Extracts from a graphics dataset:
↓
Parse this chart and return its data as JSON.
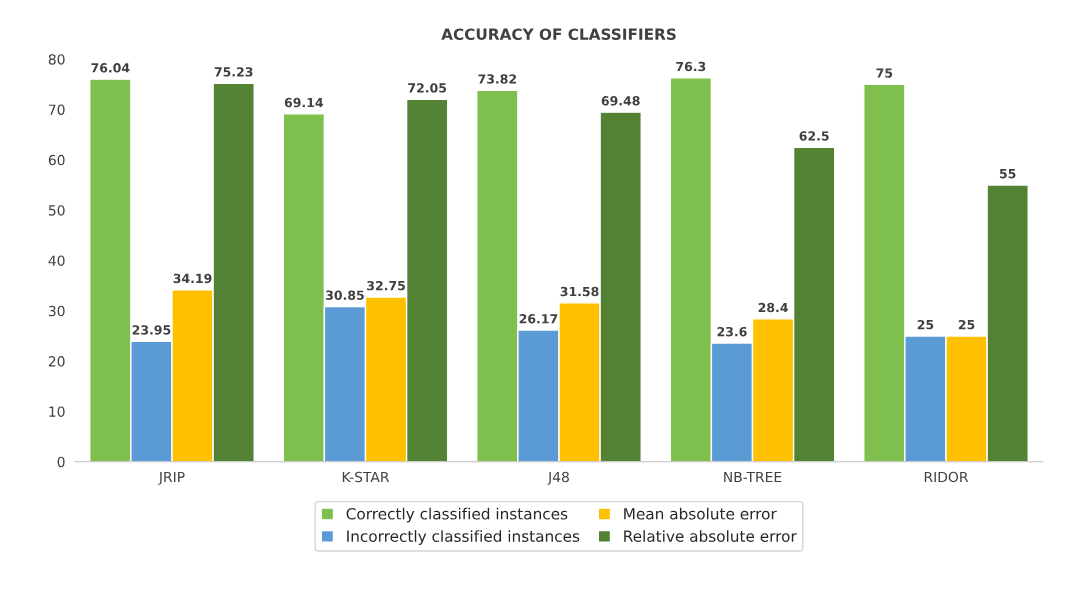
{
  "chart_data": {
    "type": "bar",
    "title": "ACCURACY OF CLASSIFIERS",
    "categories": [
      "JRIP",
      "K-STAR",
      "J48",
      "NB-TREE",
      "RIDOR"
    ],
    "series": [
      {
        "name": "Correctly classified instances",
        "color": "#7fbf4d",
        "values": [
          76.04,
          69.14,
          73.82,
          76.3,
          75
        ],
        "value_labels": [
          "76.04",
          "69.14",
          "73.82",
          "76.3",
          "75"
        ]
      },
      {
        "name": "Incorrectly classified instances",
        "color": "#5b9bd5",
        "values": [
          23.95,
          30.85,
          26.17,
          23.6,
          25
        ],
        "value_labels": [
          "23.95",
          "30.85",
          "26.17",
          "23.6",
          "25"
        ]
      },
      {
        "name": "Mean absolute error",
        "color": "#ffc000",
        "values": [
          34.19,
          32.75,
          31.58,
          28.4,
          25
        ],
        "value_labels": [
          "34.19",
          "32.75",
          "31.58",
          "28.4",
          "25"
        ]
      },
      {
        "name": "Relative absolute error",
        "color": "#548235",
        "values": [
          75.23,
          72.05,
          69.48,
          62.5,
          55
        ],
        "value_labels": [
          "75.23",
          "72.05",
          "69.48",
          "62.5",
          "55"
        ]
      }
    ],
    "ylim": [
      0,
      80
    ],
    "yticks": [
      0,
      10,
      20,
      30,
      40,
      50,
      60,
      70,
      80
    ],
    "grid": false,
    "legend": "bottom"
  }
}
↑
Reproduce all entries without any change, and omit the pictures.

Parse this chart and return its data as JSON.
{
  "chart_data": {
    "type": "bar",
    "title": "ACCURACY OF CLASSIFIERS",
    "categories": [
      "JRIP",
      "K-STAR",
      "J48",
      "NB-TREE",
      "RIDOR"
    ],
    "series": [
      {
        "name": "Correctly classified instances",
        "color": "#7fbf4d",
        "values": [
          76.04,
          69.14,
          73.82,
          76.3,
          75
        ],
        "value_labels": [
          "76.04",
          "69.14",
          "73.82",
          "76.3",
          "75"
        ]
      },
      {
        "name": "Incorrectly classified instances",
        "color": "#5b9bd5",
        "values": [
          23.95,
          30.85,
          26.17,
          23.6,
          25
        ],
        "value_labels": [
          "23.95",
          "30.85",
          "26.17",
          "23.6",
          "25"
        ]
      },
      {
        "name": "Mean absolute error",
        "color": "#ffc000",
        "values": [
          34.19,
          32.75,
          31.58,
          28.4,
          25
        ],
        "value_labels": [
          "34.19",
          "32.75",
          "31.58",
          "28.4",
          "25"
        ]
      },
      {
        "name": "Relative absolute error",
        "color": "#548235",
        "values": [
          75.23,
          72.05,
          69.48,
          62.5,
          55
        ],
        "value_labels": [
          "75.23",
          "72.05",
          "69.48",
          "62.5",
          "55"
        ]
      }
    ],
    "ylim": [
      0,
      80
    ],
    "yticks": [
      0,
      10,
      20,
      30,
      40,
      50,
      60,
      70,
      80
    ],
    "grid": false,
    "legend": "bottom"
  }
}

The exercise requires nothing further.